PASSAGE GIVEN:

— begin —

Text Mining with R, Chapter 2, looks at sentiment analysis. The authors provide an example using the text of Jane Austen’s six completed, published novels from the janeaustenr library. All the code is originally credited to the authors, unless otherwise noted.
library(tidyverse)
library(tidytext)
library(janeaustenr)
library(stringr)
library(jsonlite)
library(glue)
library(lubridate)
library(ggrepel)
The authors take the text of the novels and converts the text to the tidy format using unnest_tokens(). They also create other columns to keep track of which line and chapter of the book each word comes from.
tidy_books <-
austen_books() |>
group_by(book) |>
mutate(linenumber = row_number(),
chapter = cumsum(str_detect(text, regex("^chapter [\\divxlc]", ignore_case = TRUE)))) |>
ungroup() |>
unnest_tokens(word, text)
knitr::kable(head(tidy_books), caption = "Brief View of Tokenized Words")
book | linenumber | chapter | word |
---|---|---|---|
Sense & Sensibility | 1 | 0 | sense |
Sense & Sensibility | 1 | 0 | and |
Sense & Sensibility | 1 | 0 | sensibility |
Sense & Sensibility | 3 | 0 | by |
Sense & Sensibility | 3 | 0 | jane |
Sense & Sensibility | 3 | 0 | austen |
Next, count up how many positive and negative words there are in defined sections of each book, along with a net sentiment score. They define an index here to keep track of where they are in the narrative. The index counts up sections of 80 lines of text.
jane_austen_sentiment <-
tidy_books |>
inner_join(get_sentiments("bing")) |>
count(book, index = linenumber %/% 80, sentiment) |>
pivot_wider(names_from = sentiment, values_from = n, values_fill = 0) |>
mutate(sentiment = positive - negative)
knitr::kable(head(jane_austen_sentiment), caption = "Brief View of Sentiment Scores by Indexing")

— end —

REQUIRED TASK 1:
Output the passage on sentiment analysis word for word, beginning at the words "library(janeaustenr)" and ending after "word comes from.".

SUPPLIED DATA:
— begin —

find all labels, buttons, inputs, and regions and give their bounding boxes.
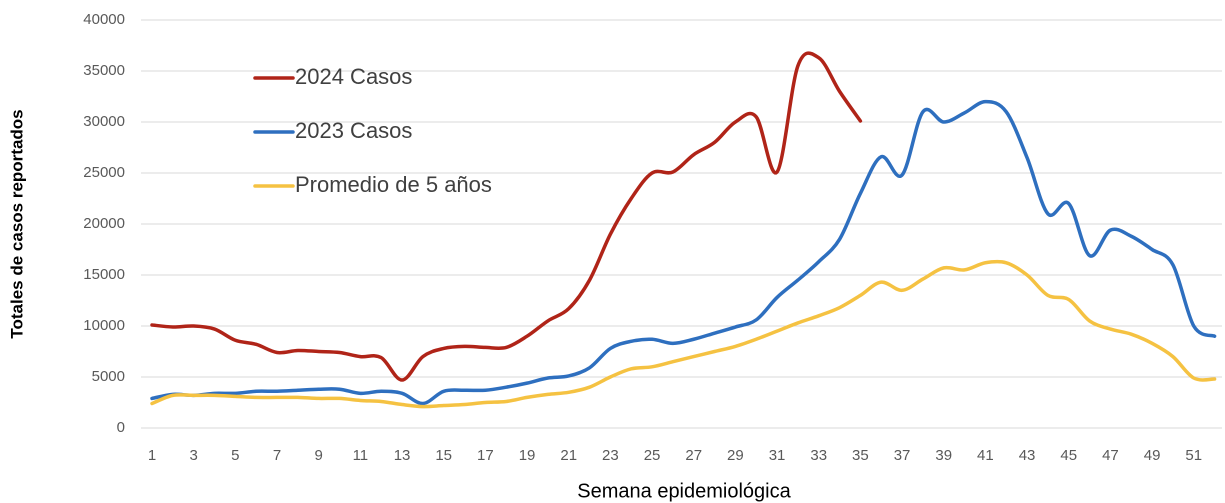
y-tick-label: 35000	[83, 62, 125, 79]
y-tick-label: 30000	[83, 113, 125, 130]
y-tick-label: 10000	[83, 317, 125, 334]
x-tick-label: 21	[560, 447, 577, 464]
x-tick-label: 47	[1102, 447, 1119, 464]
x-tick-label: 1	[148, 447, 156, 464]
series-line	[150, 99, 1217, 406]
x-tick-label: 35	[852, 447, 869, 464]
x-tick-label: 39	[935, 447, 952, 464]
x-tick-label: 41	[977, 447, 994, 464]
x-tick-label: 27	[685, 447, 702, 464]
y-tick-label: 5000	[92, 368, 125, 385]
x-tick-label: 7	[273, 447, 281, 464]
x-tick-label: 25	[644, 447, 661, 464]
x-axis-title: Semana epidemiológica	[577, 480, 791, 502]
x-tick-label: 23	[602, 447, 619, 464]
x-tick-label: 31	[769, 447, 786, 464]
y-tick-label: 15000	[83, 266, 125, 283]
y-tick-label: 25000	[83, 164, 125, 181]
x-tick-label: 17	[477, 447, 494, 464]
y-axis-title: Totales de casos reportados	[7, 109, 26, 338]
y-tick-label: 40000	[83, 11, 125, 28]
x-tick-label: 19	[519, 447, 536, 464]
x-tick-label: 13	[394, 447, 411, 464]
y-tick-label: 20000	[83, 215, 125, 232]
x-tick-label: 45	[1060, 447, 1077, 464]
x-tick-label: 43	[1019, 447, 1036, 464]
x-tick-label: 15	[435, 447, 452, 464]
legend-label: Promedio de 5 años	[295, 172, 492, 197]
x-tick-label: 5	[231, 447, 239, 464]
x-tick-label: 33	[810, 447, 827, 464]
x-tick-label: 51	[1185, 447, 1202, 464]
x-tick-label: 9	[315, 447, 323, 464]
legend-label: 2023 Casos	[295, 118, 412, 143]
series-line	[150, 259, 1217, 409]
x-tick-label: 37	[894, 447, 911, 464]
x-tick-label: 49	[1144, 447, 1161, 464]
legend-label: 2024 Casos	[295, 64, 412, 89]
x-tick-label: 3	[190, 447, 198, 464]
y-tick-label: 0	[117, 419, 125, 436]
series-line	[150, 51, 863, 382]
x-tick-label: 11	[353, 447, 369, 464]
x-tick-label: 29	[727, 447, 744, 464]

— end —

REQUIRED TASK 2:
In the rows, swap "x-tick-label" for "x-axis-tick" in the lines from the one that contains "62, 125, 79]" through the one that contains "447, 702, 464]", and return only those lines with everything else unchanged.

EXERCISE SOLUTION 1:
library(janeaustenr)
library(stringr)
library(jsonlite)
library(glue)
library(lubridate)
library(ggrepel)
The authors take the text of the novels and converts the text to the tidy format using unnest_tokens(). They also create other columns to keep track of which line and chapter of the book each word comes from.

EXERCISE SOLUTION 2:
y-tick-label: 35000	[83, 62, 125, 79]
y-tick-label: 30000	[83, 113, 125, 130]
y-tick-label: 10000	[83, 317, 125, 334]
x-axis-tick: 21	[560, 447, 577, 464]
x-axis-tick: 47	[1102, 447, 1119, 464]
x-axis-tick: 1	[148, 447, 156, 464]
series-line	[150, 99, 1217, 406]
x-axis-tick: 35	[852, 447, 869, 464]
x-axis-tick: 39	[935, 447, 952, 464]
x-axis-tick: 41	[977, 447, 994, 464]
x-axis-tick: 27	[685, 447, 702, 464]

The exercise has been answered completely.